## [Task to carry out]
Pick every line with "Depth" from the material below.

[BEGIN Input material]

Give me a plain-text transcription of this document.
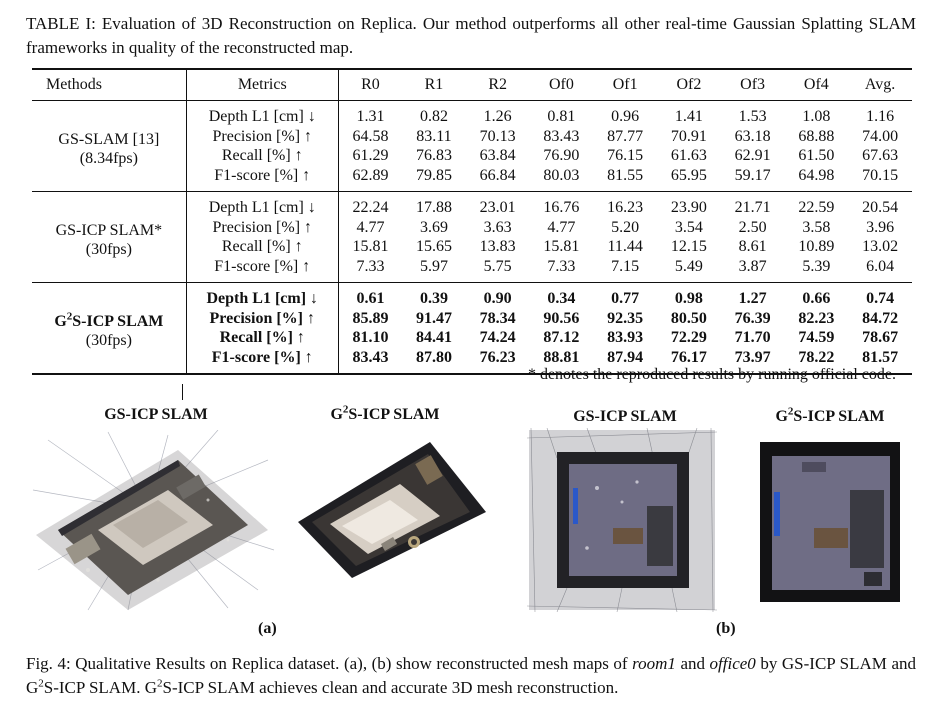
TABLE I: Evaluation of 3D Reconstruction on Replica. Our method outperforms all other real-time Gaussian Splatting SLAM frameworks in quality of the reconstructed map.
Methods	Metrics	R0	R1	R2	Of0	Of1	Of2	Of3	Of4	Avg.

GS-SLAM [13]
(8.34fps)	Depth L1 [cm] ↓	1.31	0.82	1.26	0.81	0.96	1.41	1.53	1.08	1.16
	Precision [%] ↑	64.58	83.11	70.13	83.43	87.77	70.91	63.18	68.88	74.00
	Recall [%] ↑	61.29	76.83	63.84	76.90	76.15	61.63	62.91	61.50	67.63
	F1-score [%] ↑	62.89	79.85	66.84	80.03	81.55	65.95	59.17	64.98	70.15

GS-ICP SLAM*
(30fps)	Depth L1 [cm] ↓	22.24	17.88	23.01	16.76	16.23	23.90	21.71	22.59	20.54
	Precision [%] ↑	4.77	3.69	3.63	4.77	5.20	3.54	2.50	3.58	3.96
	Recall [%] ↑	15.81	15.65	13.83	15.81	11.44	12.15	8.61	10.89	13.02
	F1-score [%] ↑	7.33	5.97	5.75	7.33	7.15	5.49	3.87	5.39	6.04

$G^2S$-ICP SLAM
(30fps)	Depth L1 [cm] ↓	0.61	0.39	0.90	0.34	0.77	0.98	1.27	0.66	0.74
	Precision [%] ↑	85.89	91.47	78.34	90.56	92.35	80.50	76.39	82.23	84.72
	Recall [%] ↑	81.10	84.41	74.24	87.12	83.93	72.29	71.70	74.59	78.67
	F1-score [%] ↑	83.43	87.80	76.23	88.81	87.94	76.17	73.97	78.22	81.57
* denotes the reproduced results by running official code.
GS-ICP SLAM	$G^2S$-ICP SLAM	GS-ICP SLAM	$G^2S$-ICP SLAM
(a)	(b)
Fig. 4: Qualitative Results on Replica dataset. (a), (b) show reconstructed mesh maps of room1 and office0 by GS-ICP SLAM and $G^2S$-ICP SLAM. $G^2S$-ICP SLAM achieves clean and accurate 3D mesh reconstruction.
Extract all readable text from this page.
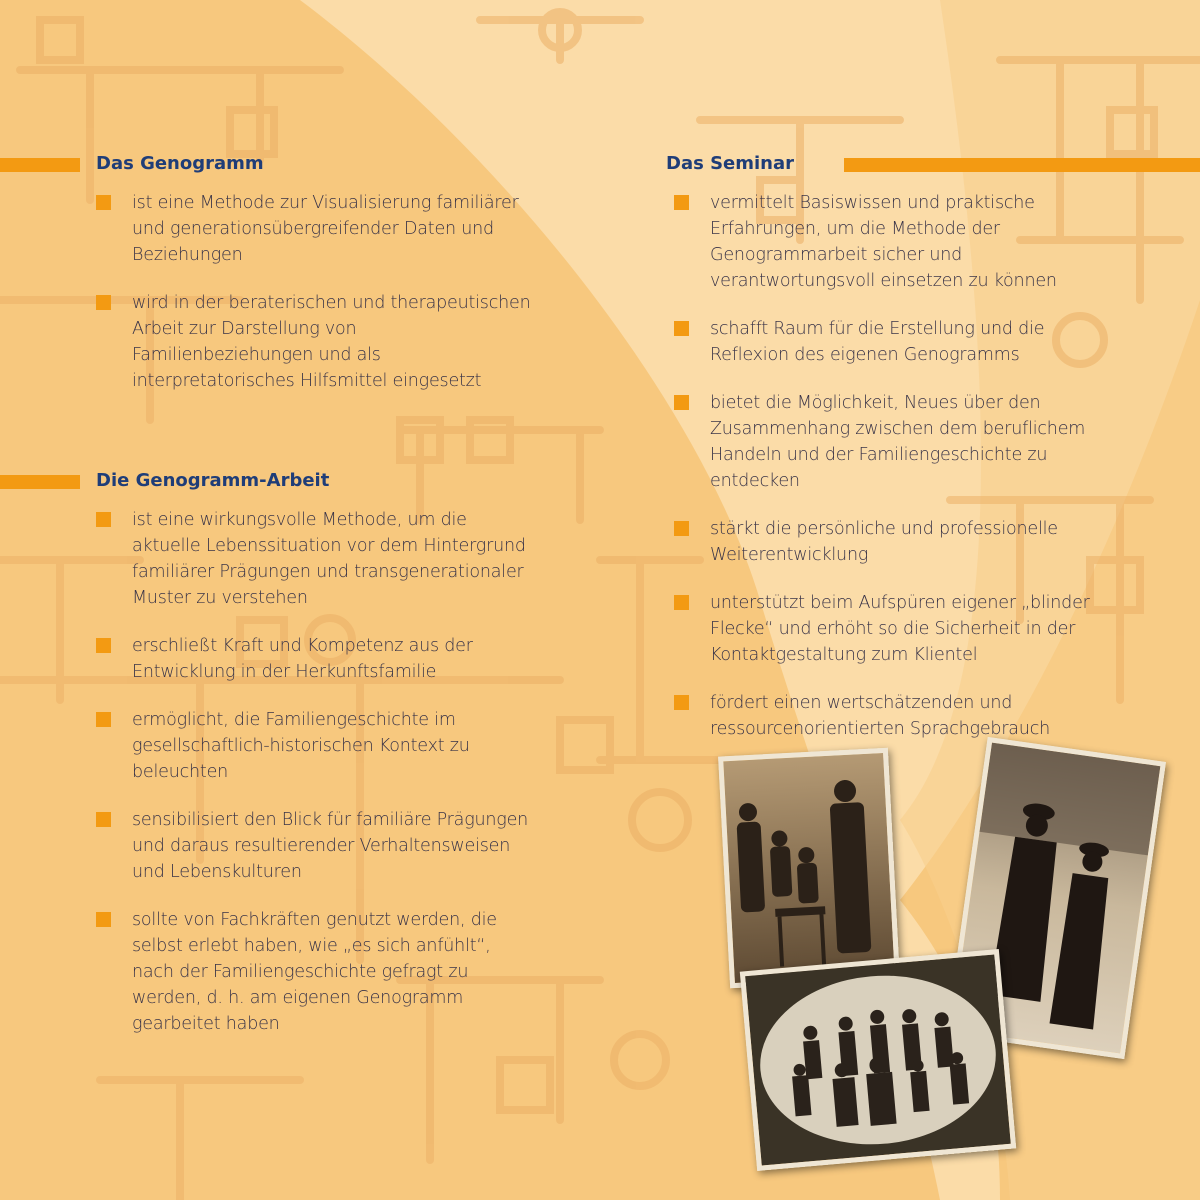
Das Genogramm
ist eine Methode zur Visualisierung familiärer und generationsübergreifender Daten und Beziehungen
wird in der beraterischen und therapeutischen Arbeit zur Darstellung von Familienbeziehungen und als interpretatorisches Hilfsmittel eingesetzt
Die Genogramm-Arbeit
ist eine wirkungsvolle Methode, um die aktuelle Lebenssituation vor dem Hintergrund familiärer Prägungen und transgenerationaler Muster zu verstehen
erschließt Kraft und Kompetenz aus der Entwicklung in der Herkunftsfamilie
ermöglicht, die Familiengeschichte im gesellschaftlich-historischen Kontext zu beleuchten
sensibilisiert den Blick für familiäre Prägungen und daraus resultierender Verhaltensweisen und Lebenskulturen
sollte von Fachkräften genutzt werden, die selbst erlebt haben, wie „es sich anfühlt“, nach der Familiengeschichte gefragt zu werden, d. h. am eigenen Genogramm gearbeitet haben
Das Seminar
vermittelt Basiswissen und praktische Erfahrungen, um die Methode der Genogrammarbeit sicher und verantwortungsvoll einsetzen zu können
schafft Raum für die Erstellung und die Reflexion des eigenen Genogramms
bietet die Möglichkeit, Neues über den Zusammenhang zwischen dem beruflichem Handeln und der Familiengeschichte zu entdecken
stärkt die persönliche und professionelle Weiterentwicklung
unterstützt beim Aufspüren eigener „blinder Flecke“ und erhöht so die Sicherheit in der Kontaktgestaltung zum Klientel
fördert einen wertschätzenden und ressourcenorientierten Sprachgebrauch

[END Input material]

## [Result of the task]
(8.34fps)	Depth L1 [cm] ↓	1.31	0.82	1.26	0.81	0.96	1.41	1.53	1.08	1.16
(30fps)	Depth L1 [cm] ↓	22.24	17.88	23.01	16.76	16.23	23.90	21.71	22.59	20.54
(30fps)	Depth L1 [cm] ↓	0.61	0.39	0.90	0.34	0.77	0.98	1.27	0.66	0.74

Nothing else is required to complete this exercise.